**WRITTEN REQUEST**
Return, word for word, every line that follows.

##### EXTRACTED DATA #####

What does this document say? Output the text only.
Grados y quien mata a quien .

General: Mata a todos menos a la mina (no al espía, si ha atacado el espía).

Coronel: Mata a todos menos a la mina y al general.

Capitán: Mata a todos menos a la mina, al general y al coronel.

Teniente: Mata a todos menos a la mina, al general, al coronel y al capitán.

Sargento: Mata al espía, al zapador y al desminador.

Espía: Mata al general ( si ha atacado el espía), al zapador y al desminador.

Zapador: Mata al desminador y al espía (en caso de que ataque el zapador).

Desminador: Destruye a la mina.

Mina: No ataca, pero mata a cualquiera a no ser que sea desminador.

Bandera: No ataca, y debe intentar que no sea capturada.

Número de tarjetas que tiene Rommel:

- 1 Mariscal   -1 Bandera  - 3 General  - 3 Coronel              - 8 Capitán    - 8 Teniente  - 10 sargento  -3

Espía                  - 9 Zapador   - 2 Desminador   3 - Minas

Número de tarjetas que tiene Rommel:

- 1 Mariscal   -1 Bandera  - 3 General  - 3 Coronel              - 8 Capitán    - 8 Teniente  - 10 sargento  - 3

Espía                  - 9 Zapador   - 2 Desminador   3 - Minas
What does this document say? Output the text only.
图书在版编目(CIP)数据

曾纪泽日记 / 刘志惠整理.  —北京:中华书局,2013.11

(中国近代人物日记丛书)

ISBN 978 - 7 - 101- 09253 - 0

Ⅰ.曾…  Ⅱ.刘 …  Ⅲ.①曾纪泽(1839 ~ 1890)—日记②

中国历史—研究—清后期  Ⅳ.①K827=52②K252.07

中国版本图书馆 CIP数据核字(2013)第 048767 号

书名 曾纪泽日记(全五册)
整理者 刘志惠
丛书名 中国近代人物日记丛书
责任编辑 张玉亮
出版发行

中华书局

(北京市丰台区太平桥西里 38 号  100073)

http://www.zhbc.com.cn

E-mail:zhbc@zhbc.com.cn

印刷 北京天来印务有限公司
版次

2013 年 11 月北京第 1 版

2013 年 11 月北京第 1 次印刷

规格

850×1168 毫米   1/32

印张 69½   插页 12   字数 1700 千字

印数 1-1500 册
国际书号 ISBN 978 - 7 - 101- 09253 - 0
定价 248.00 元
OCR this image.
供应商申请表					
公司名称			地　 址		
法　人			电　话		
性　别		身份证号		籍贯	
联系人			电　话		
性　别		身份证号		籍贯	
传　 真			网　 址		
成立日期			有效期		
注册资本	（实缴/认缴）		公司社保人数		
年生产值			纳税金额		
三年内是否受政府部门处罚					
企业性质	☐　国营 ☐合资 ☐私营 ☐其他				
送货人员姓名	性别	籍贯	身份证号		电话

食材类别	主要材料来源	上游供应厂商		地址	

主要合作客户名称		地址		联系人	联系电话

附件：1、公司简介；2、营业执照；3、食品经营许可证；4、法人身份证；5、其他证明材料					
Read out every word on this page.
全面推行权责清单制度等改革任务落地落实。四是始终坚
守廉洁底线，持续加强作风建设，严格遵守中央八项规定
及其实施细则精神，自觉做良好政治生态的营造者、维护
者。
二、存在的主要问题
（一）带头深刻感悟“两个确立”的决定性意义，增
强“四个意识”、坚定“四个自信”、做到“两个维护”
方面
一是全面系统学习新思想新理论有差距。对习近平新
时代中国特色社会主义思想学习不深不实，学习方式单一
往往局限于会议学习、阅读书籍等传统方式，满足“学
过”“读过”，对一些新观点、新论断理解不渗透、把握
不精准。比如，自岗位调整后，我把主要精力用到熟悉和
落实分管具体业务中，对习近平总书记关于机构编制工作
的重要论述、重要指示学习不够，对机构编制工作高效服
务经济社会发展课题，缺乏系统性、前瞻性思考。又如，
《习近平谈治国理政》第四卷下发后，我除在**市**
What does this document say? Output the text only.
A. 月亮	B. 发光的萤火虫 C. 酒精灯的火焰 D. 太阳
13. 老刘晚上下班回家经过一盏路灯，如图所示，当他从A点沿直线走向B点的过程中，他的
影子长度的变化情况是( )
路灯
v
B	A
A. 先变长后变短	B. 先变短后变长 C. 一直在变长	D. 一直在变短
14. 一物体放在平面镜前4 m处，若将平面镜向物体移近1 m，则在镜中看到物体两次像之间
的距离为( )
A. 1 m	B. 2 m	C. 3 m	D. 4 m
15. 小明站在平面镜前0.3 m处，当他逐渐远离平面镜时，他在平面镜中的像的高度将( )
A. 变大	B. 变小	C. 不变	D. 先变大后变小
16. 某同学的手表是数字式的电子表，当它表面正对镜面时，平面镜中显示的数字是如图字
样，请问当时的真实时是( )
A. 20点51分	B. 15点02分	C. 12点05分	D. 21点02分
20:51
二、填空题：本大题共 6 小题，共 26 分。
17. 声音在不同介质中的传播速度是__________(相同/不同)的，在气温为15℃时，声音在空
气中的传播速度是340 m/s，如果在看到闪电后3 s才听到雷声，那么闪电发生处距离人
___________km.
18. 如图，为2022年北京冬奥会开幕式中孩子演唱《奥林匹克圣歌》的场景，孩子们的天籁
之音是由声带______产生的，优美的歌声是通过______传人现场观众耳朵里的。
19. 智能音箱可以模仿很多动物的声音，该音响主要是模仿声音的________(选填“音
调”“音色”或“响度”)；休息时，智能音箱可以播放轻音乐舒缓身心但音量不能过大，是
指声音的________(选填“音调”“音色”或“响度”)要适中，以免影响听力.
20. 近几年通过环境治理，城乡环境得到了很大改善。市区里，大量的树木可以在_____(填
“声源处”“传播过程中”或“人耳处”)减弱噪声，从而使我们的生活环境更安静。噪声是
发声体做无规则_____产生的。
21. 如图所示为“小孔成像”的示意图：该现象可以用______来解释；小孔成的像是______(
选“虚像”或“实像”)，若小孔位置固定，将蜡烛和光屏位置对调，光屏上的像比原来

#####

**OUTPUT**
What does this document say? Output the text only.
Grados y quien mata a quien .

General: Mata a todos menos a la mina (no al espía, si ha atacado el espía).

Coronel: Mata a todos menos a la mina y al general.

Capitán: Mata a todos menos a la mina, al general y al coronel.

Teniente: Mata a todos menos a la mina, al general, al coronel y al capitán.

Sargento: Mata al espía, al zapador y al desminador.

Espía: Mata al general ( si ha atacado el espía), al zapador y al desminador.

Zapador: Mata al desminador y al espía (en caso de que ataque el zapador).

Desminador: Destruye a la mina.

Mina: No ataca, pero mata a cualquiera a no ser que sea desminador.

Bandera: No ataca, y debe intentar que no sea capturada.

Número de tarjetas que tiene Rommel:

- 1 Mariscal   -1 Bandera  - 3 General  - 3 Coronel              - 8 Capitán    - 8 Teniente  - 10 sargento  -3

Espía                  - 9 Zapador   - 2 Desminador   3 - Minas

Número de tarjetas que tiene Rommel:

- 1 Mariscal   -1 Bandera  - 3 General  - 3 Coronel              - 8 Capitán    - 8 Teniente  - 10 sargento  - 3

Espía                  - 9 Zapador   - 2 Desminador   3 - Minas
What does this document say? Output the text only.
图书在版编目(CIP)数据

曾纪泽日记 / 刘志惠整理.  —北京:中华书局,2013.11

(中国近代人物日记丛书)

ISBN 978 - 7 - 101- 09253 - 0

Ⅰ.曾…  Ⅱ.刘 …  Ⅲ.①曾纪泽(1839 ~ 1890)—日记②

中国历史—研究—清后期  Ⅳ.①K827=52②K252.07

中国版本图书馆 CIP数据核字(2013)第 048767 号

书名 曾纪泽日记(全五册)
整理者 刘志惠
丛书名 中国近代人物日记丛书
责任编辑 张玉亮
出版发行

中华书局

(北京市丰台区太平桥西里 38 号  100073)

http://www.zhbc.com.cn

E-mail:zhbc@zhbc.com.cn

印刷 北京天来印务有限公司
版次

2013 年 11 月北京第 1 版

2013 年 11 月北京第 1 次印刷

规格

850×1168 毫米   1/32

印张 69½   插页 12   字数 1700 千字

印数 1-1500 册
国际书号 ISBN 978 - 7 - 101- 09253 - 0
定价 248.00 元
OCR this image.
供应商申请表					
公司名称			地　 址		
法　人			电　话		
性　别		身份证号		籍贯	
联系人			电　话		
性　别		身份证号		籍贯	
传　 真			网　 址		
成立日期			有效期		
注册资本	（实缴/认缴）		公司社保人数		
年生产值			纳税金额		
三年内是否受政府部门处罚					
企业性质	☐　国营 ☐合资 ☐私营 ☐其他				
送货人员姓名	性别	籍贯	身份证号		电话

食材类别	主要材料来源	上游供应厂商		地址	

主要合作客户名称		地址		联系人	联系电话

附件：1、公司简介；2、营业执照；3、食品经营许可证；4、法人身份证；5、其他证明材料					
Read out every word on this page.
全面推行权责清单制度等改革任务落地落实。四是始终坚
守廉洁底线，持续加强作风建设，严格遵守中央八项规定
及其实施细则精神，自觉做良好政治生态的营造者、维护
者。
二、存在的主要问题
（一）带头深刻感悟“两个确立”的决定性意义，增
强“四个意识”、坚定“四个自信”、做到“两个维护”
方面
一是全面系统学习新思想新理论有差距。对习近平新
时代中国特色社会主义思想学习不深不实，学习方式单一
往往局限于会议学习、阅读书籍等传统方式，满足“学
过”“读过”，对一些新观点、新论断理解不渗透、把握
不精准。比如，自岗位调整后，我把主要精力用到熟悉和
落实分管具体业务中，对习近平总书记关于机构编制工作
的重要论述、重要指示学习不够，对机构编制工作高效服
务经济社会发展课题，缺乏系统性、前瞻性思考。又如，
《习近平谈治国理政》第四卷下发后，我除在**市**
What does this document say? Output the text only.
A. 月亮	B. 发光的萤火虫 C. 酒精灯的火焰 D. 太阳
13. 老刘晚上下班回家经过一盏路灯，如图所示，当他从A点沿直线走向B点的过程中，他的
影子长度的变化情况是( )
路灯
v
B	A
A. 先变长后变短	B. 先变短后变长 C. 一直在变长	D. 一直在变短
14. 一物体放在平面镜前4 m处，若将平面镜向物体移近1 m，则在镜中看到物体两次像之间
的距离为( )
A. 1 m	B. 2 m	C. 3 m	D. 4 m
15. 小明站在平面镜前0.3 m处，当他逐渐远离平面镜时，他在平面镜中的像的高度将( )
A. 变大	B. 变小	C. 不变	D. 先变大后变小
16. 某同学的手表是数字式的电子表，当它表面正对镜面时，平面镜中显示的数字是如图字
样，请问当时的真实时是( )
A. 20点51分	B. 15点02分	C. 12点05分	D. 21点02分
20:51
二、填空题：本大题共 6 小题，共 26 分。
17. 声音在不同介质中的传播速度是__________(相同/不同)的，在气温为15℃时，声音在空
气中的传播速度是340 m/s，如果在看到闪电后3 s才听到雷声，那么闪电发生处距离人
___________km.
18. 如图，为2022年北京冬奥会开幕式中孩子演唱《奥林匹克圣歌》的场景，孩子们的天籁
之音是由声带______产生的，优美的歌声是通过______传人现场观众耳朵里的。
19. 智能音箱可以模仿很多动物的声音，该音响主要是模仿声音的________(选填“音
调”“音色”或“响度”)；休息时，智能音箱可以播放轻音乐舒缓身心但音量不能过大，是
指声音的________(选填“音调”“音色”或“响度”)要适中，以免影响听力.
20. 近几年通过环境治理，城乡环境得到了很大改善。市区里，大量的树木可以在_____(填
“声源处”“传播过程中”或“人耳处”)减弱噪声，从而使我们的生活环境更安静。噪声是
发声体做无规则_____产生的。
21. 如图所示为“小孔成像”的示意图：该现象可以用______来解释；小孔成的像是______(
选“虚像”或“实像”)，若小孔位置固定，将蜡烛和光屏位置对调，光屏上的像比原来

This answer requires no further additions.